WHAT THE EXERCISE ASKS
Would it be possible to quote, exactly and in full, the lines from the one with "Enumerate this screenshot's" through the end of the entries below?

EXERCISE INPUT
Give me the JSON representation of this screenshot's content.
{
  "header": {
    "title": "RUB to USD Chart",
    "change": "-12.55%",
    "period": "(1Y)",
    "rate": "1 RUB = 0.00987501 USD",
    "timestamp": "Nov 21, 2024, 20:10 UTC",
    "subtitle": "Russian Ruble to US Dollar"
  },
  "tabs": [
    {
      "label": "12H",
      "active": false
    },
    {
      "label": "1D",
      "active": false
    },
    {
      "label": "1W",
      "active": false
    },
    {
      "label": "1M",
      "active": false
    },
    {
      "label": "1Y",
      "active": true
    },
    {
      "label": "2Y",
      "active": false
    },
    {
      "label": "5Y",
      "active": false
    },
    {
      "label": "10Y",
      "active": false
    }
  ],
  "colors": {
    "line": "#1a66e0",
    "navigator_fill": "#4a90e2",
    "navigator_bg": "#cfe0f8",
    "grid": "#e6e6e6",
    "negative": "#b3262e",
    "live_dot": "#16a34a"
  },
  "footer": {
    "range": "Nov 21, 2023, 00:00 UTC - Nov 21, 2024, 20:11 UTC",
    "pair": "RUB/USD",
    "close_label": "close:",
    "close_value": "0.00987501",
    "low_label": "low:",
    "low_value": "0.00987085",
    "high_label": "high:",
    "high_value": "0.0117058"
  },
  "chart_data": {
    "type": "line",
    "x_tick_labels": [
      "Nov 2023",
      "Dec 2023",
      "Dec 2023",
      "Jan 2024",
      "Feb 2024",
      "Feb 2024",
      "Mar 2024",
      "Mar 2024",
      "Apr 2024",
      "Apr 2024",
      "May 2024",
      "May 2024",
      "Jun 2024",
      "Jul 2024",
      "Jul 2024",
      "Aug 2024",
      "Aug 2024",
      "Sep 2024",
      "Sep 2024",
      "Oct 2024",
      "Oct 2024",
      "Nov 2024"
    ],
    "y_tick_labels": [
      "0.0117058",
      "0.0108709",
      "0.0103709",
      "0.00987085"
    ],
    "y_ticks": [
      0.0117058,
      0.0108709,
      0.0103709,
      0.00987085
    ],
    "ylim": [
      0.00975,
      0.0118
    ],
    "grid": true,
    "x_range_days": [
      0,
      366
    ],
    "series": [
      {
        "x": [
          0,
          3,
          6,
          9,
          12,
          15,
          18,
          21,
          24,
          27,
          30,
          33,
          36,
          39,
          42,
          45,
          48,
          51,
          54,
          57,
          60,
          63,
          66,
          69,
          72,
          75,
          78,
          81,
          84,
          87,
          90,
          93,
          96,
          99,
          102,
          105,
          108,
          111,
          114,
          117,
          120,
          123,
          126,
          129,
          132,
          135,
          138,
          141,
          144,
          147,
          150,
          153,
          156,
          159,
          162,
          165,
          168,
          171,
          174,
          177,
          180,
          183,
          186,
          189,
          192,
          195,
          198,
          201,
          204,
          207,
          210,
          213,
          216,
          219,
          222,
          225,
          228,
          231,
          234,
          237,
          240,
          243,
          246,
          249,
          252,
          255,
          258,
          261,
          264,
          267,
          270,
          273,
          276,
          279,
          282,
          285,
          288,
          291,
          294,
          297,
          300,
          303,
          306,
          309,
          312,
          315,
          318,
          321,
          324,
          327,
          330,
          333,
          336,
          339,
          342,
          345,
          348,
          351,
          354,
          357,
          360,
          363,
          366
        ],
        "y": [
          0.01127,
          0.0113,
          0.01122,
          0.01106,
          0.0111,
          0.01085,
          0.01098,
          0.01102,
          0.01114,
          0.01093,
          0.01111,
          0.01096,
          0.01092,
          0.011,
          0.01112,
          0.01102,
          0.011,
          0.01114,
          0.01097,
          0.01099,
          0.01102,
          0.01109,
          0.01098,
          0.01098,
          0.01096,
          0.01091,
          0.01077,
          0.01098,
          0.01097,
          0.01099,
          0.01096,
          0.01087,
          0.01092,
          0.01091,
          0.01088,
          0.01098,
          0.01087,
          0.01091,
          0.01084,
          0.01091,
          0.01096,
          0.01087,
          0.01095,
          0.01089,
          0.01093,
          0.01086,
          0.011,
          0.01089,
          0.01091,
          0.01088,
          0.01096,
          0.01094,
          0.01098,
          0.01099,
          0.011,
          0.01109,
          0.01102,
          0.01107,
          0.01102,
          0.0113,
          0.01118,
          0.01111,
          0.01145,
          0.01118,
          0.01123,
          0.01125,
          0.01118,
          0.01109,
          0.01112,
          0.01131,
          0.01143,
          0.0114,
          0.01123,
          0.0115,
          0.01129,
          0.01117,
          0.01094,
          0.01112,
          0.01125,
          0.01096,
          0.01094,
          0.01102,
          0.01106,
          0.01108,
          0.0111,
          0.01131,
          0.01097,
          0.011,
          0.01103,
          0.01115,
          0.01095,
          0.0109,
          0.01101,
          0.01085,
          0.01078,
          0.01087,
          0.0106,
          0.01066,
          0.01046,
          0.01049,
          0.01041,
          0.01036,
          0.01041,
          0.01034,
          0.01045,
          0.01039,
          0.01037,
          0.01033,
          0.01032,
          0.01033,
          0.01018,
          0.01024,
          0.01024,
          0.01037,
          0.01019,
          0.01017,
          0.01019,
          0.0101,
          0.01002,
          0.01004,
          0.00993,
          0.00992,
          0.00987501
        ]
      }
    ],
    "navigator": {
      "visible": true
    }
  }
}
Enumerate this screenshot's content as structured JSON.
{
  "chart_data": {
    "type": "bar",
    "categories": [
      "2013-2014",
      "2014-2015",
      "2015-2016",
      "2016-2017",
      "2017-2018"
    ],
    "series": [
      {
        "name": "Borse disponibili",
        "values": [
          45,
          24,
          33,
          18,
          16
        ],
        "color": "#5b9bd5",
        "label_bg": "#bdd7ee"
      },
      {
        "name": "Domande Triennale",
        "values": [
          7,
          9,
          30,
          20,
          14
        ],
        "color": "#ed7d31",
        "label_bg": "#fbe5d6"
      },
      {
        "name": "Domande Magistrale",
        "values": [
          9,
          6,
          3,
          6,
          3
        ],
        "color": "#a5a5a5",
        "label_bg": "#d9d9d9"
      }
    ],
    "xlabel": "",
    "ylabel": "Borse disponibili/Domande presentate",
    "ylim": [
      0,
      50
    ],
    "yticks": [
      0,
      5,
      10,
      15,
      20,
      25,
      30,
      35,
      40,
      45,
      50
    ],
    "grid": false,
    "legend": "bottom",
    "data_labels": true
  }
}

CORRECT ANSWER
Enumerate this screenshot's content as structured JSON.
{
  "chart_data": {
    "type": "bar",
    "categories": [
      "2013-2014",
      "2014-2015",
      "2015-2016",
      "2016-2017",
      "2017-2018"
    ],
    "series": [
      {
        "name": "Borse disponibili",
        "values": [
          45,
          24,
          33,
          18,
          16
        ],
        "color": "#5b9bd5",
        "label_bg": "#bdd7ee"
      },
      {
        "name": "Domande Triennale",
        "values": [
          7,
          9,
          30,
          20,
          14
        ],
        "color": "#ed7d31",
        "label_bg": "#fbe5d6"
      },
      {
        "name": "Domande Magistrale",
        "values": [
          9,
          6,
          3,
          6,
          3
        ],
        "color": "#a5a5a5",
        "label_bg": "#d9d9d9"
      }
    ],
    "xlabel": "",
    "ylabel": "Borse disponibili/Domande presentate",
    "ylim": [
      0,
      50
    ],
    "yticks": [
      0,
      5,
      10,
      15,
      20,
      25,
      30,
      35,
      40,
      45,
      50
    ],
    "grid": false,
    "legend": "bottom",
    "data_labels": true
  }
}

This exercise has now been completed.